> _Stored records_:
*****
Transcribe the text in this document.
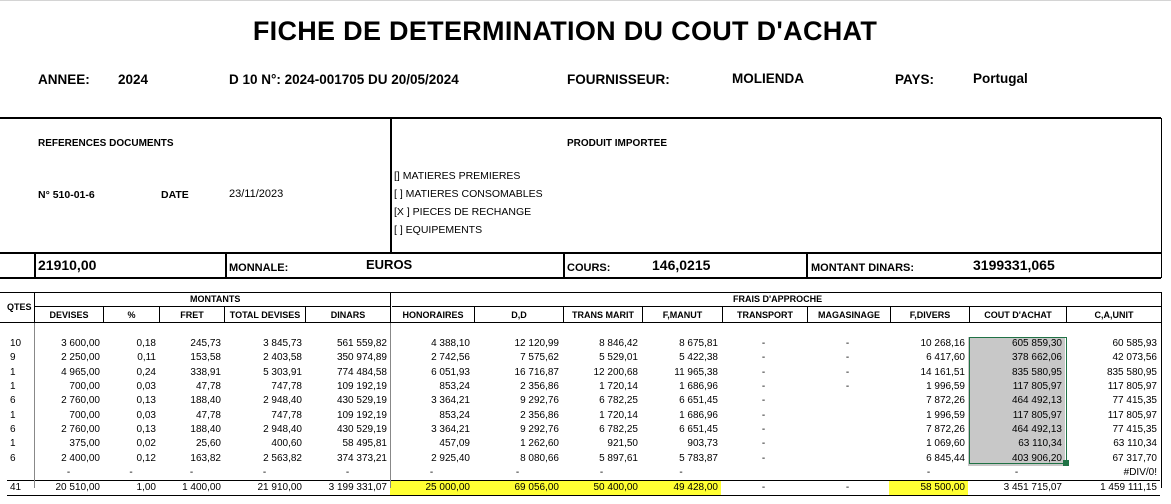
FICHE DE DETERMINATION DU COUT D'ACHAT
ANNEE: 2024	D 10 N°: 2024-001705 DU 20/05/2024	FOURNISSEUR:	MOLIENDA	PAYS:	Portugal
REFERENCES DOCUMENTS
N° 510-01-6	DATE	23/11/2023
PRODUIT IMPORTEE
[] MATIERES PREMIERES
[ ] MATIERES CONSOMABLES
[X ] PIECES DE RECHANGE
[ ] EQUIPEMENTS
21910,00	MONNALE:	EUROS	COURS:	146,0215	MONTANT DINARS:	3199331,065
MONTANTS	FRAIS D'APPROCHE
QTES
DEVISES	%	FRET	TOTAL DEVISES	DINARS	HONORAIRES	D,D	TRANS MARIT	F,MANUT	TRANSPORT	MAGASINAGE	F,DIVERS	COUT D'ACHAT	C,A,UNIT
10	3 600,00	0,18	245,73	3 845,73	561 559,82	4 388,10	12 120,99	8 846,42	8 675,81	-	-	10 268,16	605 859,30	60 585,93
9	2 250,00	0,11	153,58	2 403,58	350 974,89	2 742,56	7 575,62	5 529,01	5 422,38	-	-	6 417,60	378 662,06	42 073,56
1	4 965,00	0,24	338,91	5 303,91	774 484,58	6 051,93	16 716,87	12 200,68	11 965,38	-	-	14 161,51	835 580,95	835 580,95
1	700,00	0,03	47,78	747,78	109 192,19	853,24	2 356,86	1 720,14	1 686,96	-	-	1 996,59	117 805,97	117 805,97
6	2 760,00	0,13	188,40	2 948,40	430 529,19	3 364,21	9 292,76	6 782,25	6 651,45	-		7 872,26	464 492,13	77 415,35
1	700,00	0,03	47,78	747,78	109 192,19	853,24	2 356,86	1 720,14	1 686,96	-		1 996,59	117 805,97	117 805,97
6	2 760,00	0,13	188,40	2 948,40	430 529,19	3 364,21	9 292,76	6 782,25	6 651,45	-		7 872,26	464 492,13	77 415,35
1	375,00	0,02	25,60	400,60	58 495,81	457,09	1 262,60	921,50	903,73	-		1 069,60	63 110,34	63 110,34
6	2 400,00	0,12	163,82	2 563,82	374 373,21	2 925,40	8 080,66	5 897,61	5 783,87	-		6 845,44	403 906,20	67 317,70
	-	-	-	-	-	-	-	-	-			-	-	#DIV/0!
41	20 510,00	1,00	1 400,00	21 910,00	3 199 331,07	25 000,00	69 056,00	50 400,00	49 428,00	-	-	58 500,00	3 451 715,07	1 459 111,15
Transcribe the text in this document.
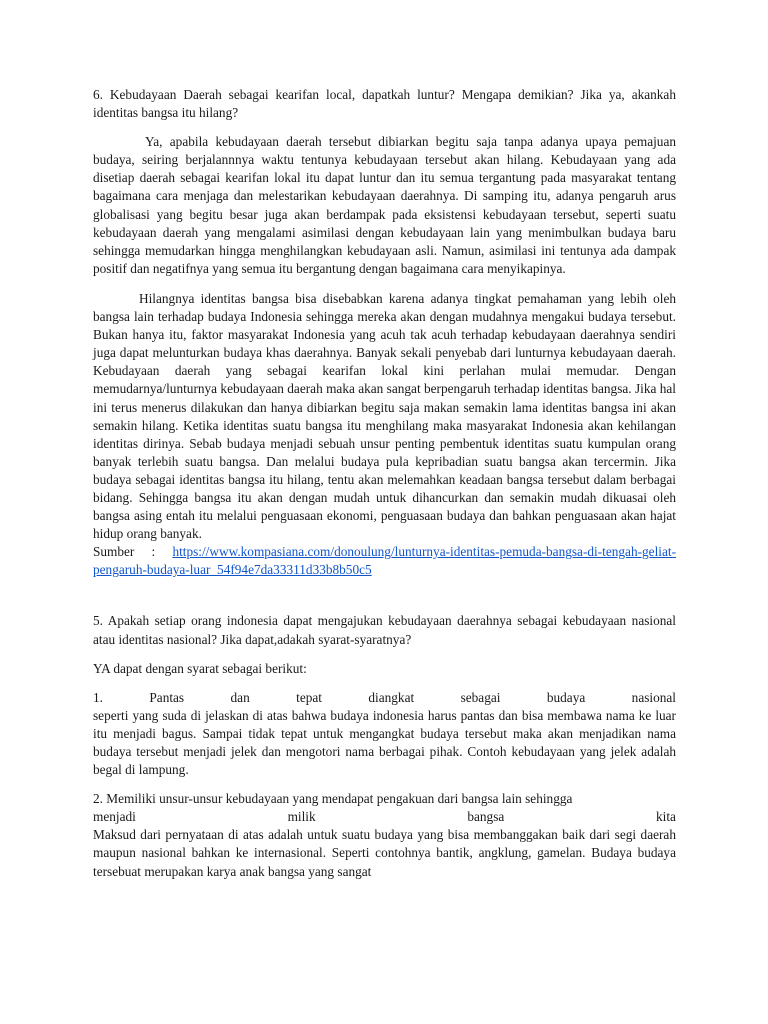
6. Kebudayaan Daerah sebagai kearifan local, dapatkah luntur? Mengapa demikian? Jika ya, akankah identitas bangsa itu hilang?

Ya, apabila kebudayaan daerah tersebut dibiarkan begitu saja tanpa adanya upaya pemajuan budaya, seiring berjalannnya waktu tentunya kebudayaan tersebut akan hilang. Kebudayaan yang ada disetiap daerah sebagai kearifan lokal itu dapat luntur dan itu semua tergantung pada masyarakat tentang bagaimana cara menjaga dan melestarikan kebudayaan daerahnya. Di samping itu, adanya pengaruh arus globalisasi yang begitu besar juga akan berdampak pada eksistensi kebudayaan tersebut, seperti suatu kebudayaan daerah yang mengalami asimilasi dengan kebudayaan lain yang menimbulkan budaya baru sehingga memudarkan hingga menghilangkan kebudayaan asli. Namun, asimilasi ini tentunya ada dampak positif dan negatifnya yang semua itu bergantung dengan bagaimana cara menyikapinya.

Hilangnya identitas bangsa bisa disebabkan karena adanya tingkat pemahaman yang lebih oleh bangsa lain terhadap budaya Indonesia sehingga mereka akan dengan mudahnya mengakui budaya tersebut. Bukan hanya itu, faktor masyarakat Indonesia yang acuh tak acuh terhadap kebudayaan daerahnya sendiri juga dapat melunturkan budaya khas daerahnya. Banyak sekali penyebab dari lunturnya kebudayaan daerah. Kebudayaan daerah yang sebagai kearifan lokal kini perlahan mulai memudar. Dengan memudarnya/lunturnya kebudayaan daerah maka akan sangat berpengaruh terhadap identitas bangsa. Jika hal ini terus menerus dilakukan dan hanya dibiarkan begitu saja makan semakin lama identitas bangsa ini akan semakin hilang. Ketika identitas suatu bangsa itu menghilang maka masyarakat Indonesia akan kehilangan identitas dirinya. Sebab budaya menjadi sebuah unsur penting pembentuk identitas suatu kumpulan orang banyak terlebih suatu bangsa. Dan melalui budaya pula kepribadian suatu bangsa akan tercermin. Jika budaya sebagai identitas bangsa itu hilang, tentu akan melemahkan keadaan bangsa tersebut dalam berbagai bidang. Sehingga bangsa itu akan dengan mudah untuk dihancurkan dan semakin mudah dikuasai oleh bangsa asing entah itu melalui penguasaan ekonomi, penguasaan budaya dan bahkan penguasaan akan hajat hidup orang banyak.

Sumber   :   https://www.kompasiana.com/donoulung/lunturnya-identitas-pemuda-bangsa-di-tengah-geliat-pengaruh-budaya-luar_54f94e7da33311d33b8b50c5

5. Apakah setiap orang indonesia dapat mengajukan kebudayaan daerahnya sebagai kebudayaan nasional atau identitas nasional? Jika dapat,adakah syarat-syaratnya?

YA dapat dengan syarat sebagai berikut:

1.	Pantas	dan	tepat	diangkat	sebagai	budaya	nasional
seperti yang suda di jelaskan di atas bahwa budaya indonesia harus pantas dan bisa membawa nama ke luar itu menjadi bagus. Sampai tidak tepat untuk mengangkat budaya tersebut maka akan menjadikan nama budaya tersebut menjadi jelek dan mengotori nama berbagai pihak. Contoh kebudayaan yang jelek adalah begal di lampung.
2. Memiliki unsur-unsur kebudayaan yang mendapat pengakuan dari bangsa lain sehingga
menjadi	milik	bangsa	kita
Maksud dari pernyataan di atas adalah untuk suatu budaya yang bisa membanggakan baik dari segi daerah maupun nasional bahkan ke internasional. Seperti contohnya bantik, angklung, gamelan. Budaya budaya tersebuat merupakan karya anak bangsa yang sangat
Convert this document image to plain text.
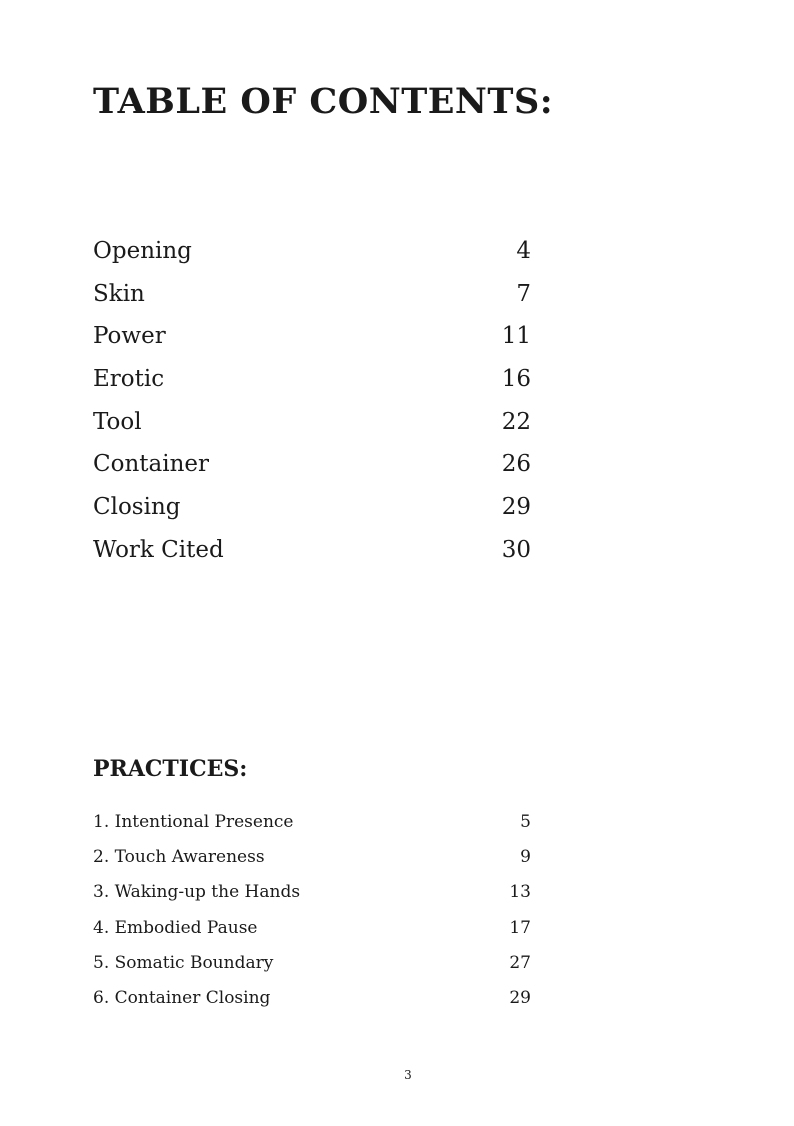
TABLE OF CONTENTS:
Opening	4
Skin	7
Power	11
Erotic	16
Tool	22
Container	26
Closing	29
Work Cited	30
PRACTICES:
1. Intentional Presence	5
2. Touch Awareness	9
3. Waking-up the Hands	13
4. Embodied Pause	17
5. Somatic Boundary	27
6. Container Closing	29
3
*****
> _What to do_: Restate every record exactly, please; do not copy the pictures.

> _Output for this task_:
Transcribe the text in this document.
FICHE DE DETERMINATION DU COUT D'ACHAT
ANNEE: 2024	D 10 N°: 2024-001705 DU 20/05/2024	FOURNISSEUR:	MOLIENDA	PAYS:	Portugal
REFERENCES DOCUMENTS
N° 510-01-6	DATE	23/11/2023
PRODUIT IMPORTEE
[] MATIERES PREMIERES
[ ] MATIERES CONSOMABLES
[X ] PIECES DE RECHANGE
[ ] EQUIPEMENTS
21910,00	MONNALE:	EUROS	COURS:	146,0215	MONTANT DINARS:	3199331,065
MONTANTS	FRAIS D'APPROCHE
QTES
DEVISES	%	FRET	TOTAL DEVISES	DINARS	HONORAIRES	D,D	TRANS MARIT	F,MANUT	TRANSPORT	MAGASINAGE	F,DIVERS	COUT D'ACHAT	C,A,UNIT
10	3 600,00	0,18	245,73	3 845,73	561 559,82	4 388,10	12 120,99	8 846,42	8 675,81	-	-	10 268,16	605 859,30	60 585,93
9	2 250,00	0,11	153,58	2 403,58	350 974,89	2 742,56	7 575,62	5 529,01	5 422,38	-	-	6 417,60	378 662,06	42 073,56
1	4 965,00	0,24	338,91	5 303,91	774 484,58	6 051,93	16 716,87	12 200,68	11 965,38	-	-	14 161,51	835 580,95	835 580,95
1	700,00	0,03	47,78	747,78	109 192,19	853,24	2 356,86	1 720,14	1 686,96	-	-	1 996,59	117 805,97	117 805,97
6	2 760,00	0,13	188,40	2 948,40	430 529,19	3 364,21	9 292,76	6 782,25	6 651,45	-		7 872,26	464 492,13	77 415,35
1	700,00	0,03	47,78	747,78	109 192,19	853,24	2 356,86	1 720,14	1 686,96	-		1 996,59	117 805,97	117 805,97
6	2 760,00	0,13	188,40	2 948,40	430 529,19	3 364,21	9 292,76	6 782,25	6 651,45	-		7 872,26	464 492,13	77 415,35
1	375,00	0,02	25,60	400,60	58 495,81	457,09	1 262,60	921,50	903,73	-		1 069,60	63 110,34	63 110,34
6	2 400,00	0,12	163,82	2 563,82	374 373,21	2 925,40	8 080,66	5 897,61	5 783,87	-		6 845,44	403 906,20	67 317,70
	-	-	-	-	-	-	-	-	-			-	-	#DIV/0!
41	20 510,00	1,00	1 400,00	21 910,00	3 199 331,07	25 000,00	69 056,00	50 400,00	49 428,00	-	-	58 500,00	3 451 715,07	1 459 111,15
Transcribe the text in this document.
6. Kebudayaan Daerah sebagai kearifan local, dapatkah luntur? Mengapa demikian? Jika ya, akankah identitas bangsa itu hilang?

Ya, apabila kebudayaan daerah tersebut dibiarkan begitu saja tanpa adanya upaya pemajuan budaya, seiring berjalannnya waktu tentunya kebudayaan tersebut akan hilang. Kebudayaan yang ada disetiap daerah sebagai kearifan lokal itu dapat luntur dan itu semua tergantung pada masyarakat tentang bagaimana cara menjaga dan melestarikan kebudayaan daerahnya. Di samping itu, adanya pengaruh arus globalisasi yang begitu besar juga akan berdampak pada eksistensi kebudayaan tersebut, seperti suatu kebudayaan daerah yang mengalami asimilasi dengan kebudayaan lain yang menimbulkan budaya baru sehingga memudarkan hingga menghilangkan kebudayaan asli. Namun, asimilasi ini tentunya ada dampak positif dan negatifnya yang semua itu bergantung dengan bagaimana cara menyikapinya.

Hilangnya identitas bangsa bisa disebabkan karena adanya tingkat pemahaman yang lebih oleh bangsa lain terhadap budaya Indonesia sehingga mereka akan dengan mudahnya mengakui budaya tersebut. Bukan hanya itu, faktor masyarakat Indonesia yang acuh tak acuh terhadap kebudayaan daerahnya sendiri juga dapat melunturkan budaya khas daerahnya. Banyak sekali penyebab dari lunturnya kebudayaan daerah. Kebudayaan daerah yang sebagai kearifan lokal kini perlahan mulai memudar. Dengan memudarnya/lunturnya kebudayaan daerah maka akan sangat berpengaruh terhadap identitas bangsa. Jika hal ini terus menerus dilakukan dan hanya dibiarkan begitu saja makan semakin lama identitas bangsa ini akan semakin hilang. Ketika identitas suatu bangsa itu menghilang maka masyarakat Indonesia akan kehilangan identitas dirinya. Sebab budaya menjadi sebuah unsur penting pembentuk identitas suatu kumpulan orang banyak terlebih suatu bangsa. Dan melalui budaya pula kepribadian suatu bangsa akan tercermin. Jika budaya sebagai identitas bangsa itu hilang, tentu akan melemahkan keadaan bangsa tersebut dalam berbagai bidang. Sehingga bangsa itu akan dengan mudah untuk dihancurkan dan semakin mudah dikuasai oleh bangsa asing entah itu melalui penguasaan ekonomi, penguasaan budaya dan bahkan penguasaan akan hajat hidup orang banyak.

Sumber   :   https://www.kompasiana.com/donoulung/lunturnya-identitas-pemuda-bangsa-di-tengah-geliat-pengaruh-budaya-luar_54f94e7da33311d33b8b50c5

5. Apakah setiap orang indonesia dapat mengajukan kebudayaan daerahnya sebagai kebudayaan nasional atau identitas nasional? Jika dapat,adakah syarat-syaratnya?

YA dapat dengan syarat sebagai berikut:

1.	Pantas	dan	tepat	diangkat	sebagai	budaya	nasional
seperti yang suda di jelaskan di atas bahwa budaya indonesia harus pantas dan bisa membawa nama ke luar itu menjadi bagus. Sampai tidak tepat untuk mengangkat budaya tersebut maka akan menjadikan nama budaya tersebut menjadi jelek dan mengotori nama berbagai pihak. Contoh kebudayaan yang jelek adalah begal di lampung.
2. Memiliki unsur-unsur kebudayaan yang mendapat pengakuan dari bangsa lain sehingga
menjadi	milik	bangsa	kita
Maksud dari pernyataan di atas adalah untuk suatu budaya yang bisa membanggakan baik dari segi daerah maupun nasional bahkan ke internasional. Seperti contohnya bantik, angklung, gamelan. Budaya budaya tersebuat merupakan karya anak bangsa yang sangat
Convert this document image to plain text.
TABLE OF CONTENTS:
Opening	4
Skin	7
Power	11
Erotic	16
Tool	22
Container	26
Closing	29
Work Cited	30
PRACTICES:
1. Intentional Presence	5
2. Touch Awareness	9
3. Waking-up the Hands	13
4. Embodied Pause	17
5. Somatic Boundary	27
6. Container Closing	29
3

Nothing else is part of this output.